- **BRIEF**
Comb through the entries for "this" and pull out each line that holds it.

- **EXTRACTED ENTRIES**

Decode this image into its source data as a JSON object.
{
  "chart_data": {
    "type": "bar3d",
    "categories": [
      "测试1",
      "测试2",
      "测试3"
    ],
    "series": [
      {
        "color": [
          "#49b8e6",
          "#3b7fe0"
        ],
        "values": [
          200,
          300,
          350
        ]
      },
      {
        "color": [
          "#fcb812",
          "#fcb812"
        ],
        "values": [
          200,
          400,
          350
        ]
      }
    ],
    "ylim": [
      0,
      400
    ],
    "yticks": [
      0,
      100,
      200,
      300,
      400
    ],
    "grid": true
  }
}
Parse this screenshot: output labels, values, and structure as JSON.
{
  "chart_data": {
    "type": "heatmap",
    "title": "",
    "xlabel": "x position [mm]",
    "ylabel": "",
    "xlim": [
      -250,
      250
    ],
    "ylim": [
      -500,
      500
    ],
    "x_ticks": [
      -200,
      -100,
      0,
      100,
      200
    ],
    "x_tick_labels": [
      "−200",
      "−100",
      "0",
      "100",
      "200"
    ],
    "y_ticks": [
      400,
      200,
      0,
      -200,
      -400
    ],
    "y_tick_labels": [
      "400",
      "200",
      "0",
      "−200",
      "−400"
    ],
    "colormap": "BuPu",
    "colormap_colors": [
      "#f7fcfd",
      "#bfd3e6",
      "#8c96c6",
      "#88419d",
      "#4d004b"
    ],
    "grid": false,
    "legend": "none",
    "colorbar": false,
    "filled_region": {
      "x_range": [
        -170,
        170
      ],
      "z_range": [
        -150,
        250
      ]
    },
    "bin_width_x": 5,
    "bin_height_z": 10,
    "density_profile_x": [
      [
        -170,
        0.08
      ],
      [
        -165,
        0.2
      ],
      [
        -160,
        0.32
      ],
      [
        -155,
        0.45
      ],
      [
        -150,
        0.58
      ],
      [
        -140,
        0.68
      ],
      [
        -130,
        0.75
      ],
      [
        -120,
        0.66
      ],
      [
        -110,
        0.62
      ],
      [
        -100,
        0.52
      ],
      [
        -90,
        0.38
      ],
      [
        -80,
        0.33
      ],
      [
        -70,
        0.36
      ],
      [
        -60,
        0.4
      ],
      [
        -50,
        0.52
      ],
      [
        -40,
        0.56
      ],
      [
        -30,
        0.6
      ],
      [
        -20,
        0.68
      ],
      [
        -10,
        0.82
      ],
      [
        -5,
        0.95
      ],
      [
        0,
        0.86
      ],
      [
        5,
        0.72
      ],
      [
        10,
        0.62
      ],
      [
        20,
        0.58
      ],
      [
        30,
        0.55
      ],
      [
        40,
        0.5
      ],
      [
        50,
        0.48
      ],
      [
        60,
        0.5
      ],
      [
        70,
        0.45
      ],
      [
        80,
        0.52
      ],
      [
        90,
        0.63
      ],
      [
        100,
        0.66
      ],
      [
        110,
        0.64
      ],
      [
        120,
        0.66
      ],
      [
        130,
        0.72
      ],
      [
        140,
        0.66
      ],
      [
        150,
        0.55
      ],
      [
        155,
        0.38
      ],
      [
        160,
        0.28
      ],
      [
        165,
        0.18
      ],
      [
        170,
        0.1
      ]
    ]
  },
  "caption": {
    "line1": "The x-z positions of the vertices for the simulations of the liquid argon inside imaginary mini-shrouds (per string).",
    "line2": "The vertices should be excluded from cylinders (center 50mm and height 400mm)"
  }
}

- **PROBLEM SOLUTION**
Decode this image into its source data as a JSON object.
Parse this screenshot: output labels, values, and structure as JSON.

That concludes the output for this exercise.